*Exercise instructions*:
For the entries that follow, tally the lines holding the string "其道有三". Give the total and nothing else.

Data entries
## BEGIN

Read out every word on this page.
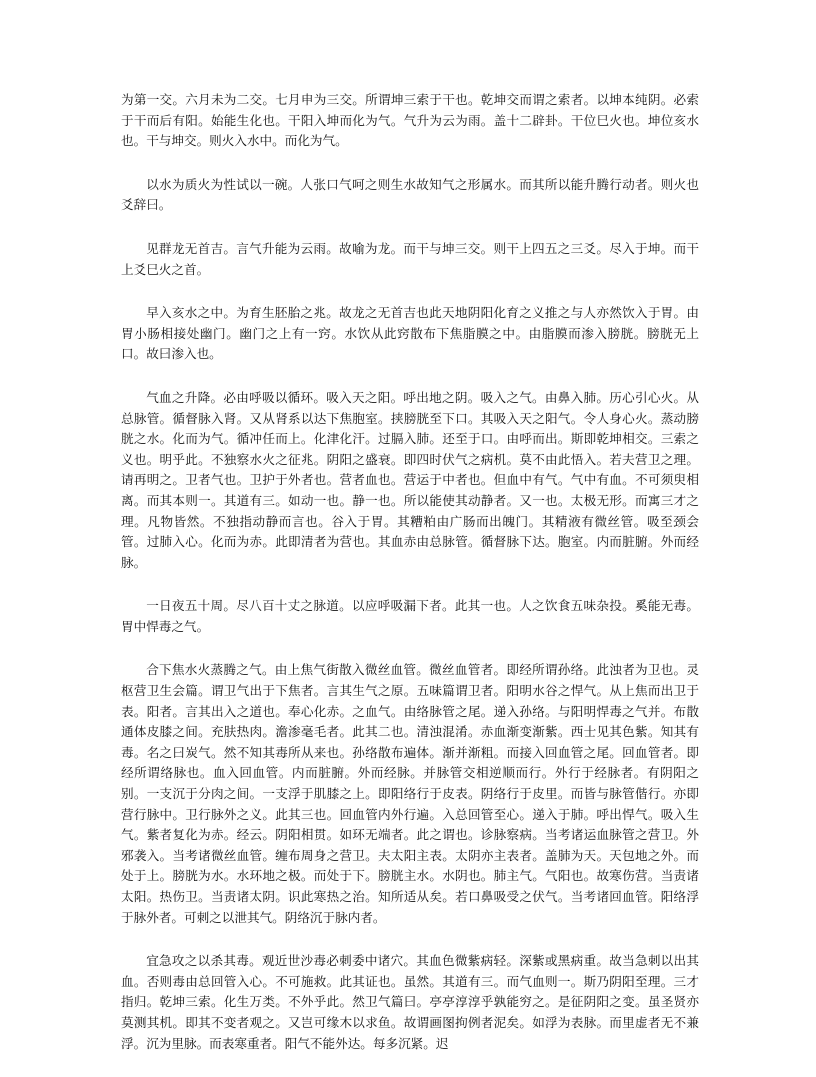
为第一交。六月未为二交。七月申为三交。所谓坤三索于干也。乾坤交而谓之索者。以坤本纯阴。必索于干而后有阳。始能生化也。干阳入坤而化为气。气升为云为雨。盖十二辟卦。干位巳火也。坤位亥水也。干与坤交。则火入水中。而化为气。

以水为质火为性试以一碗。人张口气呵之则生水故知气之形属水。而其所以能升腾行动者。则火也爻辞曰。

见群龙无首吉。言气升能为云雨。故喻为龙。而干与坤三交。则干上四五之三爻。尽入于坤。而干上爻巳火之首。

早入亥水之中。为育生胚胎之兆。故龙之无首吉也此天地阴阳化育之义推之与人亦然饮入于胃。由胃小肠相接处幽门。幽门之上有一窍。水饮从此窍散布下焦脂膜之中。由脂膜而渗入膀胱。膀胱无上口。故曰渗入也。

气血之升降。必由呼吸以循环。吸入天之阳。呼出地之阴。吸入之气。由鼻入肺。历心引心火。从总脉管。循督脉入肾。又从肾系以达下焦胞室。挟膀胱至下口。其吸入天之阳气。令人身心火。蒸动膀胱之水。化而为气。循冲任而上。化津化汗。过膈入肺。还至于口。由呼而出。斯即乾坤相交。三索之义也。明乎此。不独察水火之征兆。阴阳之盛衰。即四时伏气之病机。莫不由此悟入。若夫营卫之理。请再明之。卫者气也。卫护于外者也。营者血也。营运于中者也。但血中有气。气中有血。不可须臾相离。而其本则一。其道有三。如动一也。静一也。所以能使其动静者。又一也。太极无形。而寓三才之理。凡物皆然。不独指动静而言也。谷入于胃。其糟粕由广肠而出魄门。其精液有微丝管。吸至颈会管。过肺入心。化而为赤。此即清者为营也。其血赤由总脉管。循督脉下达。胞室。内而脏腑。外而经脉。

一日夜五十周。尽八百十丈之脉道。以应呼吸漏下者。此其一也。人之饮食五味杂投。奚能无毒。胃中悍毒之气。

合下焦水火蒸腾之气。由上焦气街散入微丝血管。微丝血管者。即经所谓孙络。此浊者为卫也。灵枢营卫生会篇。谓卫气出于下焦者。言其生气之原。五味篇谓卫者。阳明水谷之悍气。从上焦而出卫于表。阳者。言其出入之道也。奉心化赤。之血气。由络脉管之尾。递入孙络。与阳明悍毒之气并。布散通体皮膝之间。充肤热肉。澹渗毫毛者。此其二也。清浊混淆。赤血渐变渐紫。西士见其色紫。知其有毒。名之曰炭气。然不知其毒所从来也。孙络散布遍体。渐并渐粗。而接入回血管之尾。回血管者。即经所谓络脉也。血入回血管。内而脏腑。外而经脉。并脉管交相逆顺而行。外行于经脉者。有阴阳之别。一支沉于分肉之间。一支浮于肌膝之上。即阳络行于皮表。阴络行于皮里。而皆与脉管偕行。亦即营行脉中。卫行脉外之义。此其三也。回血管内外行遍。入总回管至心。递入于肺。呼出悍气。吸入生气。紫者复化为赤。经云。阴阳相贯。如环无端者。此之谓也。诊脉察病。当考诸运血脉管之营卫。外邪袭入。当考诸微丝血管。缠布周身之营卫。夫太阳主表。太阴亦主表者。盖肺为天。天包地之外。而处于上。膀胱为水。水环地之极。而处于下。膀胱主水。水阴也。肺主气。气阳也。故寒伤营。当责诸太阳。热伤卫。当责诸太阴。识此寒热之治。知所适从矣。若口鼻吸受之伏气。当考诸回血管。阳络浮于脉外者。可刺之以泄其气。阴络沉于脉内者。

宜急攻之以杀其毒。观近世沙毒必刺委中诸穴。其血色微紫病轻。深紫或黑病重。故当急刺以出其血。否则毒由总回管入心。不可施救。此其证也。虽然。其道有三。而气血则一。斯乃阴阳至理。三才指归。乾坤三索。化生万类。不外乎此。然卫气篇曰。亭亭淳淳乎孰能穷之。是征阴阳之变。虽圣贤亦莫测其机。即其不变者观之。又岂可缘木以求鱼。故谓画图拘例者泥矣。如浮为表脉。而里虚者无不兼浮。沉为里脉。而表寒重者。阳气不能外达。每多沉紧。迟
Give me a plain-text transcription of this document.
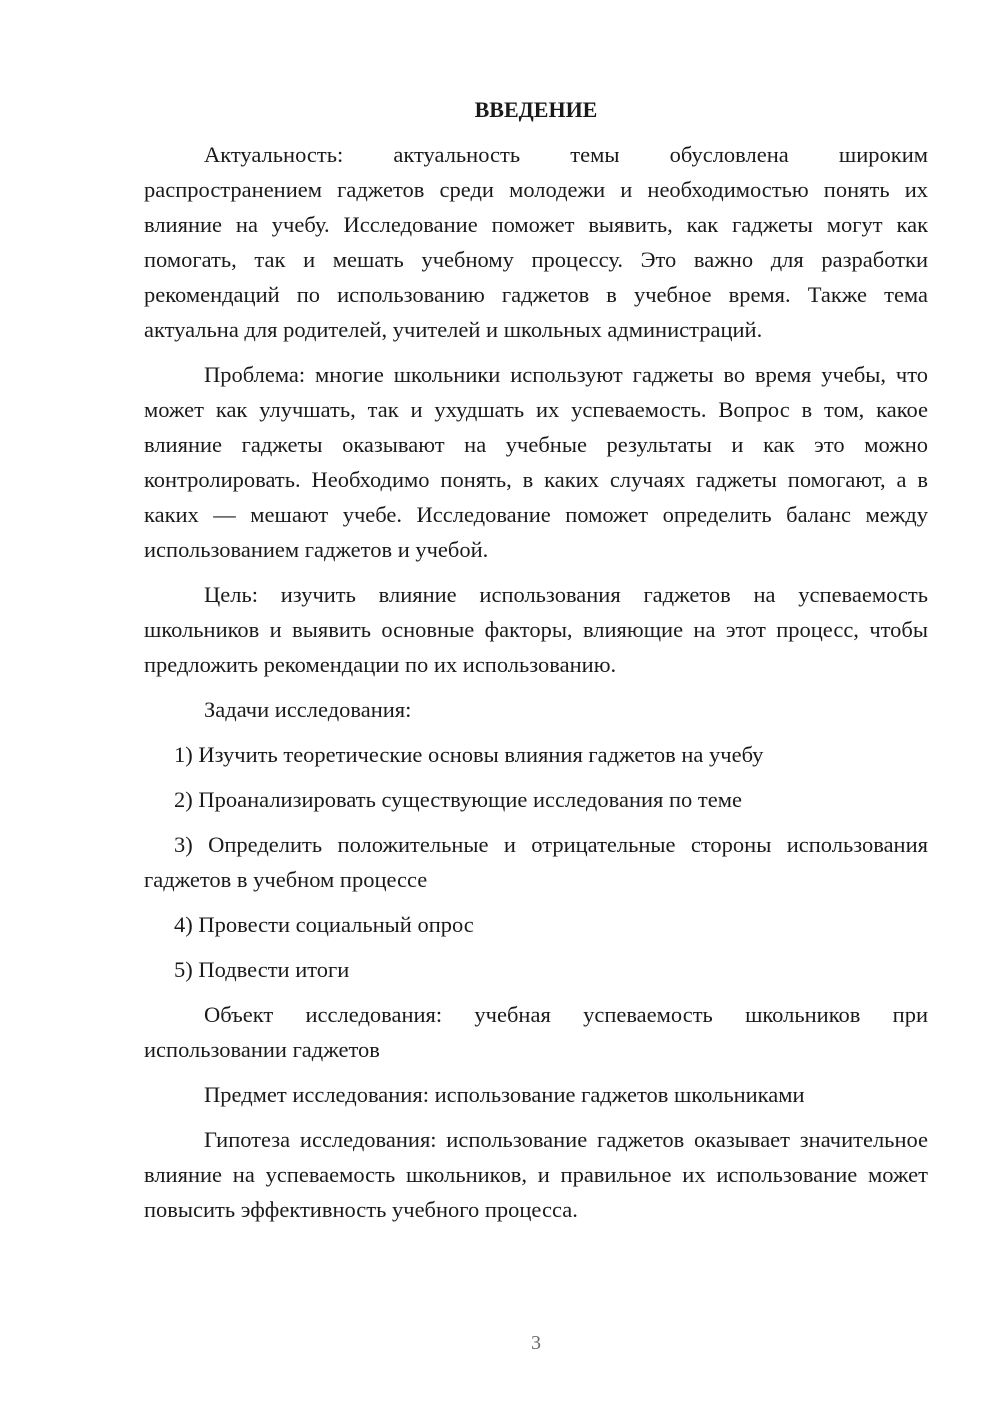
ВВЕДЕНИЕ

Актуальность: актуальность темы обусловлена широким распространением гаджетов среди молодежи и необходимостью понять их влияние на учебу. Исследование поможет выявить, как гаджеты могут как помогать, так и мешать учебному процессу. Это важно для разработки рекомендаций по использованию гаджетов в учебное время. Также тема актуальна для родителей, учителей и школьных администраций.

Проблема: многие школьники используют гаджеты во время учебы, что может как улучшать, так и ухудшать их успеваемость. Вопрос в том, какое влияние гаджеты оказывают на учебные результаты и как это можно контролировать. Необходимо понять, в каких случаях гаджеты помогают, а в каких — мешают учебе. Исследование поможет определить баланс между использованием гаджетов и учебой.

Цель: изучить влияние использования гаджетов на успеваемость школьников и выявить основные факторы, влияющие на этот процесс, чтобы предложить рекомендации по их использованию.

Задачи исследования:

1) Изучить теоретические основы влияния гаджетов на учебу

2) Проанализировать существующие исследования по теме

3) Определить положительные и отрицательные стороны использования гаджетов в учебном процессе

4) Провести социальный опрос

5) Подвести итоги

Объект исследования: учебная успеваемость школьников при использовании гаджетов

Предмет исследования: использование гаджетов школьниками

Гипотеза исследования: использование гаджетов оказывает значительное влияние на успеваемость школьников, и правильное их использование может повысить эффективность учебного процесса.

3
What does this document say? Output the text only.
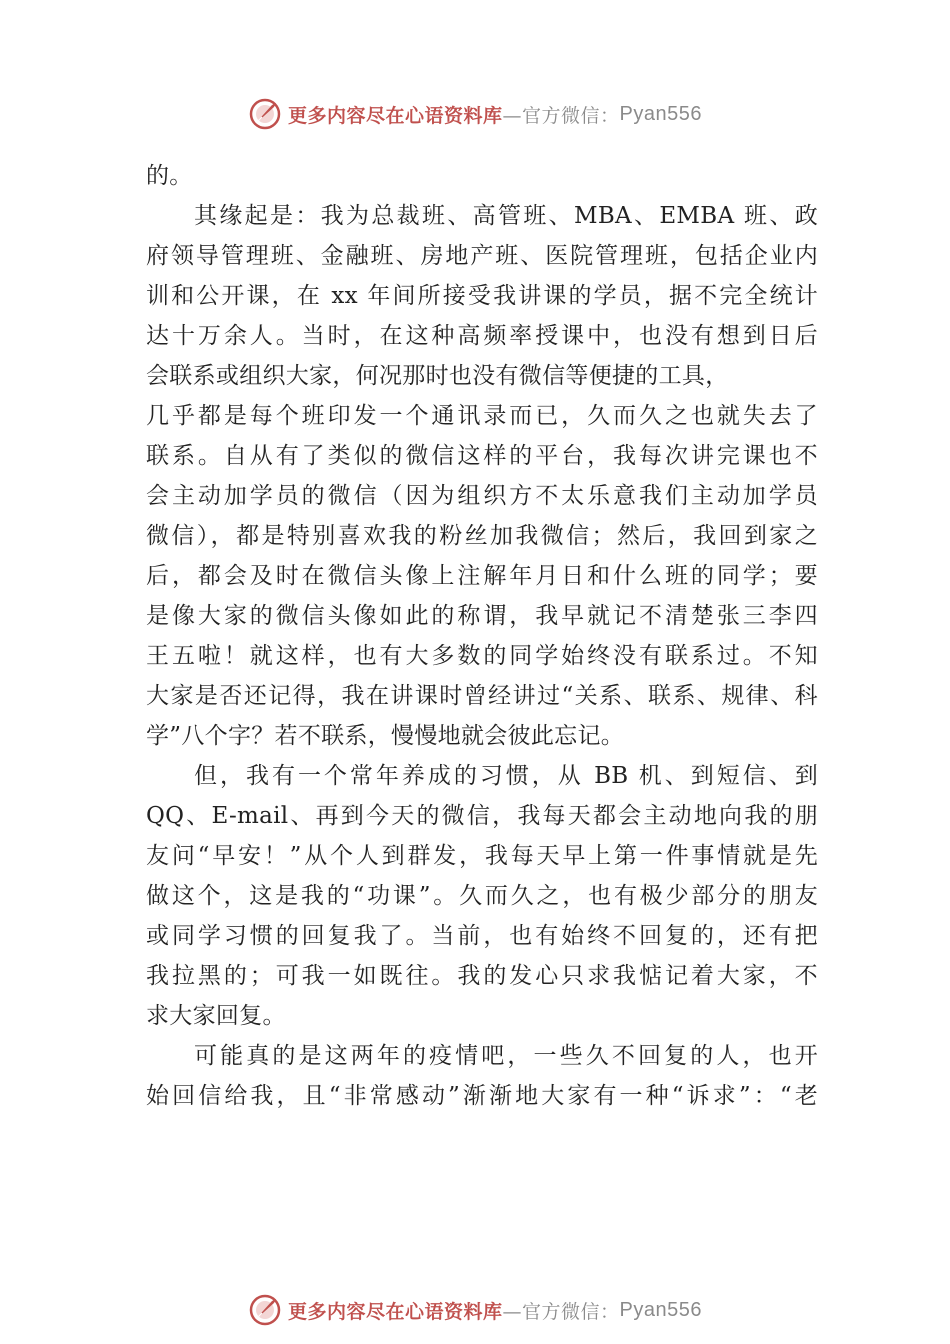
更多内容尽在心语资料库 —官方微信： Pyan556
的。
其缘起是：我为总裁班、高管班、MBA、EMBA 班、政
府领导管理班、金融班、房地产班、医院管理班，包括企业内
训和公开课，在 xx 年间所接受我讲课的学员，据不完全统计
达十万余人。当时，在这种高频率授课中，也没有想到日后
会联系或组织大家，何况那时也没有微信等便捷的工具，
几乎都是每个班印发一个通讯录而已，久而久之也就失去了
联系。自从有了类似的微信这样的平台，我每次讲完课也不
会主动加学员的微信（因为组织方不太乐意我们主动加学员
微信），都是特别喜欢我的粉丝加我微信；然后，我回到家之
后，都会及时在微信头像上注解年月日和什么班的同学；要
是像大家的微信头像如此的称谓，我早就记不清楚张三李四
王五啦！就这样，也有大多数的同学始终没有联系过。不知
大家是否还记得，我在讲课时曾经讲过“关系、联系、规律、科
学”八个字？若不联系，慢慢地就会彼此忘记。
但，我有一个常年养成的习惯，从 BB 机、到短信、到
QQ、E-mail、再到今天的微信，我每天都会主动地向我的朋
友问“早安！”从个人到群发，我每天早上第一件事情就是先
做这个，这是我的“功课”。久而久之，也有极少部分的朋友
或同学习惯的回复我了。当前，也有始终不回复的，还有把
我拉黑的；可我一如既往。我的发心只求我惦记着大家，不
求大家回复。
可能真的是这两年的疫情吧，一些久不回复的人，也开
始回信给我，且“非常感动”渐渐地大家有一种“诉求”：“老
更多内容尽在心语资料库 —官方微信： Pyan556
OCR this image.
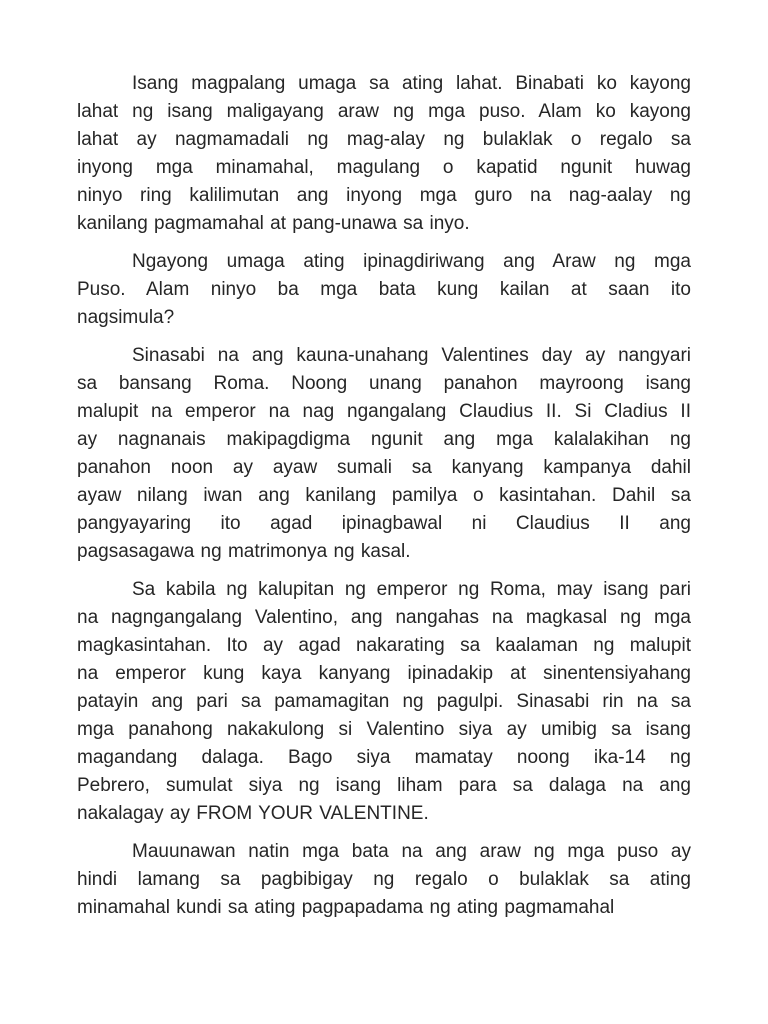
Isang magpalang umaga sa ating lahat. Binabati ko kayong
lahat ng isang maligayang araw ng mga puso. Alam ko kayong
lahat ay nagmamadali ng mag-alay ng bulaklak o regalo sa
inyong mga minamahal, magulang o kapatid ngunit huwag
ninyo ring kalilimutan ang inyong mga guro na nag-aalay ng
kanilang pagmamahal at pang-unawa sa inyo.

Ngayong umaga ating ipinagdiriwang ang Araw ng mga
Puso. Alam ninyo ba mga bata kung kailan at saan ito
nagsimula?

Sinasabi na ang kauna-unahang Valentines day ay nangyari
sa bansang Roma. Noong unang panahon mayroong isang
malupit na emperor na nag ngangalang Claudius II. Si Cladius II
ay nagnanais makipagdigma ngunit ang mga kalalakihan ng
panahon noon ay ayaw sumali sa kanyang kampanya dahil
ayaw nilang iwan ang kanilang pamilya o kasintahan. Dahil sa
pangyayaring ito agad ipinagbawal ni Claudius II ang
pagsasagawa ng matrimonya ng kasal.

Sa kabila ng kalupitan ng emperor ng Roma, may isang pari
na nagngangalang Valentino, ang nangahas na magkasal ng mga
magkasintahan. Ito ay agad nakarating sa kaalaman ng malupit
na emperor kung kaya kanyang ipinadakip at sinentensiyahang
patayin ang pari sa pamamagitan ng pagulpi. Sinasabi rin na sa
mga panahong nakakulong si Valentino siya ay umibig sa isang
magandang dalaga. Bago siya mamatay noong ika-14 ng
Pebrero, sumulat siya ng isang liham para sa dalaga na ang
nakalagay ay FROM YOUR VALENTINE.

Mauunawan natin mga bata na ang araw ng mga puso ay
hindi lamang sa pagbibigay ng regalo o bulaklak sa ating
minamahal kundi sa ating pagpapadama ng ating pagmamahal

## END

*Finished exercise*:
2